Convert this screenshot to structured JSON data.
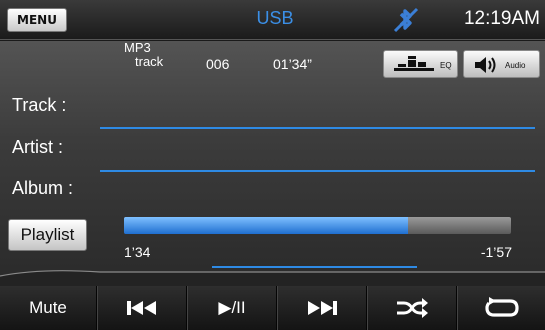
{
  "header": {
    "menu_label": "MENU",
    "source": "USB",
    "bluetooth_icon": "bluetooth-off-icon",
    "clock": "12:19AM"
  },
  "track_info": {
    "format": "MP3",
    "format_sub": "track",
    "track_number": "006",
    "elapsed": "01’34”"
  },
  "buttons": {
    "eq_label": "EQ",
    "audio_label": "Audio"
  },
  "fields": {
    "track_label": "Track  :",
    "artist_label": "Artist  :",
    "album_label": "Album :"
  },
  "playlist_label": "Playlist",
  "progress": {
    "fraction": 0.735,
    "elapsed": "1’34",
    "remaining": "-1’57"
  },
  "controls": {
    "mute_label": "Mute",
    "play_pause_label": "▶/II",
    "icons": [
      "previous-track-icon",
      "play-pause-icon",
      "next-track-icon",
      "shuffle-icon",
      "repeat-icon"
    ]
  },
  "colors": {
    "accent_blue": "#2e8ae4",
    "title_blue": "#3b8fe6"
  }
}
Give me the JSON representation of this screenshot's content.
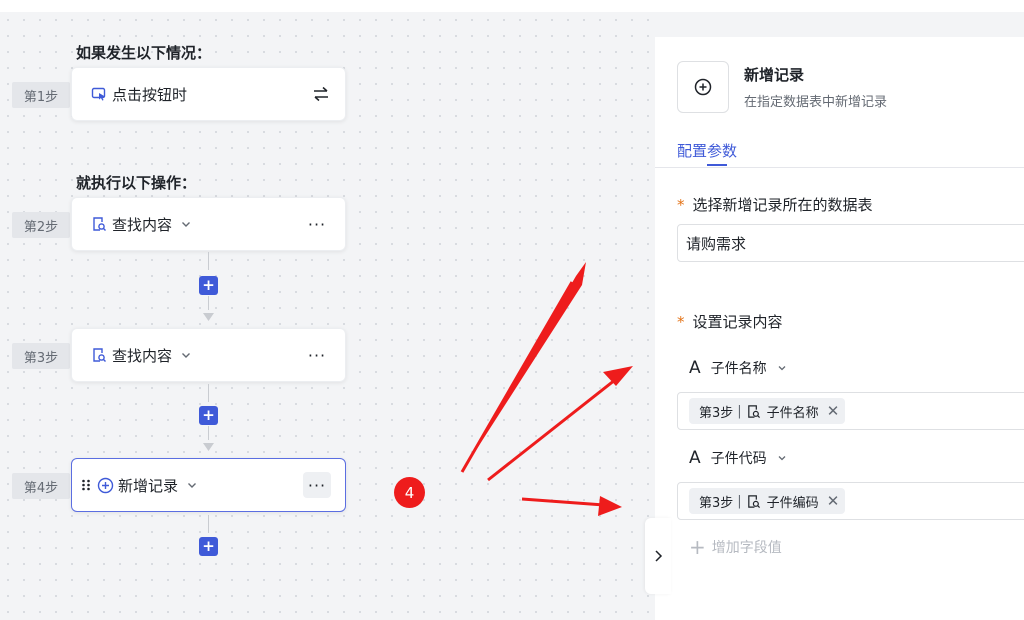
{
  "flow": {
    "trigger_title": "如果发生以下情况：",
    "action_title": "就执行以下操作：",
    "steps": [
      {
        "label": "第1步",
        "text": "点击按钮时"
      },
      {
        "label": "第2步",
        "text": "查找内容"
      },
      {
        "label": "第3步",
        "text": "查找内容"
      },
      {
        "label": "第4步",
        "text": "新增记录"
      }
    ],
    "more": "···",
    "plus": "+"
  },
  "annotation": {
    "badge": "4"
  },
  "panel": {
    "title": "新增记录",
    "subtitle": "在指定数据表中新增记录",
    "tab": "配置参数",
    "table_label": "选择新增记录所在的数据表",
    "table_value": "请购需求",
    "content_label": "设置记录内容",
    "star": "*",
    "fields": [
      {
        "name": "子件名称",
        "tag_step": "第3步",
        "tag_sep": "|",
        "tag_value": "子件名称"
      },
      {
        "name": "子件代码",
        "tag_step": "第3步",
        "tag_sep": "|",
        "tag_value": "子件编码"
      }
    ],
    "field_type_glyph": "A",
    "remove_glyph": "✕",
    "add_field": "增加字段值",
    "add_glyph": "+"
  },
  "colors": {
    "accent": "#3f5ad8",
    "annotation_red": "#ee1c1c",
    "required_star": "#e37318"
  }
}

--------------------------------------------------

_Problem statement_
Give the entries again without a single change, but with no pictures.

_Answer for the task_
Convert this screenshot to structured JSON data.
{
  "header": {
    "menu_label": "MENU",
    "source": "USB",
    "bluetooth_icon": "bluetooth-off-icon",
    "clock": "12:19AM"
  },
  "track_info": {
    "format": "MP3",
    "format_sub": "track",
    "track_number": "006",
    "elapsed": "01’34”"
  },
  "buttons": {
    "eq_label": "EQ",
    "audio_label": "Audio"
  },
  "fields": {
    "track_label": "Track  :",
    "artist_label": "Artist  :",
    "album_label": "Album :"
  },
  "playlist_label": "Playlist",
  "progress": {
    "fraction": 0.735,
    "elapsed": "1’34",
    "remaining": "-1’57"
  },
  "controls": {
    "mute_label": "Mute",
    "play_pause_label": "▶/II",
    "icons": [
      "previous-track-icon",
      "play-pause-icon",
      "next-track-icon",
      "shuffle-icon",
      "repeat-icon"
    ]
  },
  "colors": {
    "accent_blue": "#2e8ae4",
    "title_blue": "#3b8fe6"
  }
}
Give me the JSON representation of this screenshot's content.
{
  "flow": {
    "trigger_title": "如果发生以下情况：",
    "action_title": "就执行以下操作：",
    "steps": [
      {
        "label": "第1步",
        "text": "点击按钮时"
      },
      {
        "label": "第2步",
        "text": "查找内容"
      },
      {
        "label": "第3步",
        "text": "查找内容"
      },
      {
        "label": "第4步",
        "text": "新增记录"
      }
    ],
    "more": "···",
    "plus": "+"
  },
  "annotation": {
    "badge": "4"
  },
  "panel": {
    "title": "新增记录",
    "subtitle": "在指定数据表中新增记录",
    "tab": "配置参数",
    "table_label": "选择新增记录所在的数据表",
    "table_value": "请购需求",
    "content_label": "设置记录内容",
    "star": "*",
    "fields": [
      {
        "name": "子件名称",
        "tag_step": "第3步",
        "tag_sep": "|",
        "tag_value": "子件名称"
      },
      {
        "name": "子件代码",
        "tag_step": "第3步",
        "tag_sep": "|",
        "tag_value": "子件编码"
      }
    ],
    "field_type_glyph": "A",
    "remove_glyph": "✕",
    "add_field": "增加字段值",
    "add_glyph": "+"
  },
  "colors": {
    "accent": "#3f5ad8",
    "annotation_red": "#ee1c1c",
    "required_star": "#e37318"
  }
}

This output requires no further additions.